TASK REQUIREMENTS: Exactly reproduce each line of the listing that follows.

● ● ● ● ●

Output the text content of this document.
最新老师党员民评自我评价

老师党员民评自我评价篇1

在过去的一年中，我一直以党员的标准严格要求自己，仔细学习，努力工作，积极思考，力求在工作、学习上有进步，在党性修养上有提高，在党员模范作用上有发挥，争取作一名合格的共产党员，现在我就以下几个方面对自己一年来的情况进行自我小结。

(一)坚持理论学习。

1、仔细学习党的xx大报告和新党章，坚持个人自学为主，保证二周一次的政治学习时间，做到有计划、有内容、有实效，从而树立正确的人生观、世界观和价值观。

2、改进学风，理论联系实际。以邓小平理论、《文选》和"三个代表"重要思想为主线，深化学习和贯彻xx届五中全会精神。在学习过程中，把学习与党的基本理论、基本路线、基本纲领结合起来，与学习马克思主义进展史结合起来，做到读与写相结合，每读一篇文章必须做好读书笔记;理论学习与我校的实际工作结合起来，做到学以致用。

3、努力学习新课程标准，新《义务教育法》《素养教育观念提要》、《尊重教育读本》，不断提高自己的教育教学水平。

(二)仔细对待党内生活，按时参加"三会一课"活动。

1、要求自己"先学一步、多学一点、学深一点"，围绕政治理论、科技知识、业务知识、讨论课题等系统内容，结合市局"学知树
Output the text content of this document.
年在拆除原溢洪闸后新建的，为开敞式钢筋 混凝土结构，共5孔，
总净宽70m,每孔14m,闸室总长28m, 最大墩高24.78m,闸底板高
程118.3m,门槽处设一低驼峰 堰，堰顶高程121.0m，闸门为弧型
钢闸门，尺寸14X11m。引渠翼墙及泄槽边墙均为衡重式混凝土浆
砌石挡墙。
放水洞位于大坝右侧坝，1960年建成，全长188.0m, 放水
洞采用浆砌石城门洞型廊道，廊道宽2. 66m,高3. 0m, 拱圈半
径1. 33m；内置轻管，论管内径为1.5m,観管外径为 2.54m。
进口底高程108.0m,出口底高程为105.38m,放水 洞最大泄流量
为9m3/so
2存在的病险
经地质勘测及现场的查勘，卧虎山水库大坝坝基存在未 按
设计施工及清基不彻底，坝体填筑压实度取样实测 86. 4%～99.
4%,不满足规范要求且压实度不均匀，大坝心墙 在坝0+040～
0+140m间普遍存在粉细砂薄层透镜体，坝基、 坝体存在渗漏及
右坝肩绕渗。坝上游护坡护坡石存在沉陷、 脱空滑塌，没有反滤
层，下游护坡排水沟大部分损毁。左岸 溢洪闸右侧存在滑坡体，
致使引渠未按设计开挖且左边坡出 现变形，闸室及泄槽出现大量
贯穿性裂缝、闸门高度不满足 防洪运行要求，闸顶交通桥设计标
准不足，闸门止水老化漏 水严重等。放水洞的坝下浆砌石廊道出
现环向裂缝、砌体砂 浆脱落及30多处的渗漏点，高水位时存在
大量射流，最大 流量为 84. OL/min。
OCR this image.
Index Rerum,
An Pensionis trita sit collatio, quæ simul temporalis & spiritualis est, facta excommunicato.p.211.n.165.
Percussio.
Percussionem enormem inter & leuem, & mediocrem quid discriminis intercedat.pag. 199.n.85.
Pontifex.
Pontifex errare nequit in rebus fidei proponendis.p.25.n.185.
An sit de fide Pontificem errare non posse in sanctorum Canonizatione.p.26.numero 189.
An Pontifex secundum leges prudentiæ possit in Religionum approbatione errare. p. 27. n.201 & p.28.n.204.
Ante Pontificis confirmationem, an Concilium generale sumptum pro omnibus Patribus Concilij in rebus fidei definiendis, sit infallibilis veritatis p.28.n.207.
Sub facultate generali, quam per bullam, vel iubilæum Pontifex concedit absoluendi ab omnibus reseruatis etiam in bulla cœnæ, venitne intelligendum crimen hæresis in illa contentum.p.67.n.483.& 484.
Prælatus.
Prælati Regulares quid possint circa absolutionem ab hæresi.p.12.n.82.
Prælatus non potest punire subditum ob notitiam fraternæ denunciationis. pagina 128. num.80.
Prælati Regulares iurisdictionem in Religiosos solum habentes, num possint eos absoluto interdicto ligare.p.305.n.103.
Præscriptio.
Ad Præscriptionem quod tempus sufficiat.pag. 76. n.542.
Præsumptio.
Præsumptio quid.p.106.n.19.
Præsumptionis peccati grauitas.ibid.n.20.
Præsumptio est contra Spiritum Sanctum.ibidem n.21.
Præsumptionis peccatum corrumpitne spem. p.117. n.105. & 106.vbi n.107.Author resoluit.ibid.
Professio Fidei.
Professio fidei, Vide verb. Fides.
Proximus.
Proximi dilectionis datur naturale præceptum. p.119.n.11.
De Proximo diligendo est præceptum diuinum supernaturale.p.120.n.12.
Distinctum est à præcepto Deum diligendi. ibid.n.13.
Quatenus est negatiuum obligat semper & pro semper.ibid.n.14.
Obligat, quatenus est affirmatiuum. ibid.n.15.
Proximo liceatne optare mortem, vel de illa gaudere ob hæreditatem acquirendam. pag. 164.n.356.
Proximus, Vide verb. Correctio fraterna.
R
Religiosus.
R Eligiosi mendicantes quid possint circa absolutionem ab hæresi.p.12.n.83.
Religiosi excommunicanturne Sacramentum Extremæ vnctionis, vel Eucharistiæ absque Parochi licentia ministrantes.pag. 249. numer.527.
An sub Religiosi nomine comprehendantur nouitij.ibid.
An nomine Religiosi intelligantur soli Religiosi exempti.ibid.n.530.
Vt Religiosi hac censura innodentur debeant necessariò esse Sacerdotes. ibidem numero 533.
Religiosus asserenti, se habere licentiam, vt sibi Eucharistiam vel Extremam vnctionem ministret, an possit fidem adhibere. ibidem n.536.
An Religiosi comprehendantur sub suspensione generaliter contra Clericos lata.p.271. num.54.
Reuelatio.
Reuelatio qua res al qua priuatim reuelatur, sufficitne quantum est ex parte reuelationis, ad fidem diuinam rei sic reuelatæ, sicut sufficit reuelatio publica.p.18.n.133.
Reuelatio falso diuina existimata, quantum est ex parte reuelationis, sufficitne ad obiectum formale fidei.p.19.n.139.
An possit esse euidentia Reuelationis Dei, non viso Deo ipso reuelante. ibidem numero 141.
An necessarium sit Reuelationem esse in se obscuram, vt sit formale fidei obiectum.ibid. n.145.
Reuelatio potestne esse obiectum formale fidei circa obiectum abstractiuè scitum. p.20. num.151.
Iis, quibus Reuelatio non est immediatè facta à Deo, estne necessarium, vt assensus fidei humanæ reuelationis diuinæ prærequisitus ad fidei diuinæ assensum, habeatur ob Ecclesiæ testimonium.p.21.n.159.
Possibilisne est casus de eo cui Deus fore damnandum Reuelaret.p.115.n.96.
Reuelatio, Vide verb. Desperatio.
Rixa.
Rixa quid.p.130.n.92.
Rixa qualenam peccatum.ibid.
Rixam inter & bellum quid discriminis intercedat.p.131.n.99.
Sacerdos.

● ● ● ● ●

OUTPUT FOR THIS EXERCISE:
Output the text content of this document.
最新老师党员民评自我评价

老师党员民评自我评价篇1

在过去的一年中，我一直以党员的标准严格要求自己，仔细学习，努力工作，积极思考，力求在工作、学习上有进步，在党性修养上有提高，在党员模范作用上有发挥，争取作一名合格的共产党员，现在我就以下几个方面对自己一年来的情况进行自我小结。

(一)坚持理论学习。

1、仔细学习党的xx大报告和新党章，坚持个人自学为主，保证二周一次的政治学习时间，做到有计划、有内容、有实效，从而树立正确的人生观、世界观和价值观。

2、改进学风，理论联系实际。以邓小平理论、《文选》和"三个代表"重要思想为主线，深化学习和贯彻xx届五中全会精神。在学习过程中，把学习与党的基本理论、基本路线、基本纲领结合起来，与学习马克思主义进展史结合起来，做到读与写相结合，每读一篇文章必须做好读书笔记;理论学习与我校的实际工作结合起来，做到学以致用。

3、努力学习新课程标准，新《义务教育法》《素养教育观念提要》、《尊重教育读本》，不断提高自己的教育教学水平。

(二)仔细对待党内生活，按时参加"三会一课"活动。

1、要求自己"先学一步、多学一点、学深一点"，围绕政治理论、科技知识、业务知识、讨论课题等系统内容，结合市局"学知树
Output the text content of this document.
年在拆除原溢洪闸后新建的，为开敞式钢筋 混凝土结构，共5孔，
总净宽70m,每孔14m,闸室总长28m, 最大墩高24.78m,闸底板高
程118.3m,门槽处设一低驼峰 堰，堰顶高程121.0m，闸门为弧型
钢闸门，尺寸14X11m。引渠翼墙及泄槽边墙均为衡重式混凝土浆
砌石挡墙。
放水洞位于大坝右侧坝，1960年建成，全长188.0m, 放水
洞采用浆砌石城门洞型廊道，廊道宽2. 66m,高3. 0m, 拱圈半
径1. 33m；内置轻管，论管内径为1.5m,観管外径为 2.54m。
进口底高程108.0m,出口底高程为105.38m,放水 洞最大泄流量
为9m3/so
2存在的病险
经地质勘测及现场的查勘，卧虎山水库大坝坝基存在未 按
设计施工及清基不彻底，坝体填筑压实度取样实测 86. 4%～99.
4%,不满足规范要求且压实度不均匀，大坝心墙 在坝0+040～
0+140m间普遍存在粉细砂薄层透镜体，坝基、 坝体存在渗漏及
右坝肩绕渗。坝上游护坡护坡石存在沉陷、 脱空滑塌，没有反滤
层，下游护坡排水沟大部分损毁。左岸 溢洪闸右侧存在滑坡体，
致使引渠未按设计开挖且左边坡出 现变形，闸室及泄槽出现大量
贯穿性裂缝、闸门高度不满足 防洪运行要求，闸顶交通桥设计标
准不足，闸门止水老化漏 水严重等。放水洞的坝下浆砌石廊道出
现环向裂缝、砌体砂 浆脱落及30多处的渗漏点，高水位时存在
大量射流，最大 流量为 84. OL/min。
OCR this image.
Index Rerum,
An Pensionis trita sit collatio, quæ simul temporalis & spiritualis est, facta excommunicato.p.211.n.165.
Percussio.
Percussionem enormem inter & leuem, & mediocrem quid discriminis intercedat.pag. 199.n.85.
Pontifex.
Pontifex errare nequit in rebus fidei proponendis.p.25.n.185.
An sit de fide Pontificem errare non posse in sanctorum Canonizatione.p.26.numero 189.
An Pontifex secundum leges prudentiæ possit in Religionum approbatione errare. p. 27. n.201 & p.28.n.204.
Ante Pontificis confirmationem, an Concilium generale sumptum pro omnibus Patribus Concilij in rebus fidei definiendis, sit infallibilis veritatis p.28.n.207.
Sub facultate generali, quam per bullam, vel iubilæum Pontifex concedit absoluendi ab omnibus reseruatis etiam in bulla cœnæ, venitne intelligendum crimen hæresis in illa contentum.p.67.n.483.& 484.
Prælatus.
Prælati Regulares quid possint circa absolutionem ab hæresi.p.12.n.82.
Prælatus non potest punire subditum ob notitiam fraternæ denunciationis. pagina 128. num.80.
Prælati Regulares iurisdictionem in Religiosos solum habentes, num possint eos absoluto interdicto ligare.p.305.n.103.
Præscriptio.
Ad Præscriptionem quod tempus sufficiat.pag. 76. n.542.
Præsumptio.
Præsumptio quid.p.106.n.19.
Præsumptionis peccati grauitas.ibid.n.20.
Præsumptio est contra Spiritum Sanctum.ibidem n.21.
Præsumptionis peccatum corrumpitne spem. p.117. n.105. & 106.vbi n.107.Author resoluit.ibid.
Professio Fidei.
Professio fidei, Vide verb. Fides.
Proximus.
Proximi dilectionis datur naturale præceptum. p.119.n.11.
De Proximo diligendo est præceptum diuinum supernaturale.p.120.n.12.
Distinctum est à præcepto Deum diligendi. ibid.n.13.
Quatenus est negatiuum obligat semper & pro semper.ibid.n.14.
Obligat, quatenus est affirmatiuum. ibid.n.15.
Proximo liceatne optare mortem, vel de illa gaudere ob hæreditatem acquirendam. pag. 164.n.356.
Proximus, Vide verb. Correctio fraterna.
R
Religiosus.
R Eligiosi mendicantes quid possint circa absolutionem ab hæresi.p.12.n.83.
Religiosi excommunicanturne Sacramentum Extremæ vnctionis, vel Eucharistiæ absque Parochi licentia ministrantes.pag. 249. numer.527.
An sub Religiosi nomine comprehendantur nouitij.ibid.
An nomine Religiosi intelligantur soli Religiosi exempti.ibid.n.530.
Vt Religiosi hac censura innodentur debeant necessariò esse Sacerdotes. ibidem numero 533.
Religiosus asserenti, se habere licentiam, vt sibi Eucharistiam vel Extremam vnctionem ministret, an possit fidem adhibere. ibidem n.536.
An Religiosi comprehendantur sub suspensione generaliter contra Clericos lata.p.271. num.54.
Reuelatio.
Reuelatio qua res al qua priuatim reuelatur, sufficitne quantum est ex parte reuelationis, ad fidem diuinam rei sic reuelatæ, sicut sufficit reuelatio publica.p.18.n.133.
Reuelatio falso diuina existimata, quantum est ex parte reuelationis, sufficitne ad obiectum formale fidei.p.19.n.139.
An possit esse euidentia Reuelationis Dei, non viso Deo ipso reuelante. ibidem numero 141.
An necessarium sit Reuelationem esse in se obscuram, vt sit formale fidei obiectum.ibid. n.145.
Reuelatio potestne esse obiectum formale fidei circa obiectum abstractiuè scitum. p.20. num.151.
Iis, quibus Reuelatio non est immediatè facta à Deo, estne necessarium, vt assensus fidei humanæ reuelationis diuinæ prærequisitus ad fidei diuinæ assensum, habeatur ob Ecclesiæ testimonium.p.21.n.159.
Possibilisne est casus de eo cui Deus fore damnandum Reuelaret.p.115.n.96.
Reuelatio, Vide verb. Desperatio.
Rixa.
Rixa quid.p.130.n.92.
Rixa qualenam peccatum.ibid.
Rixam inter & bellum quid discriminis intercedat.p.131.n.99.
Sacerdos.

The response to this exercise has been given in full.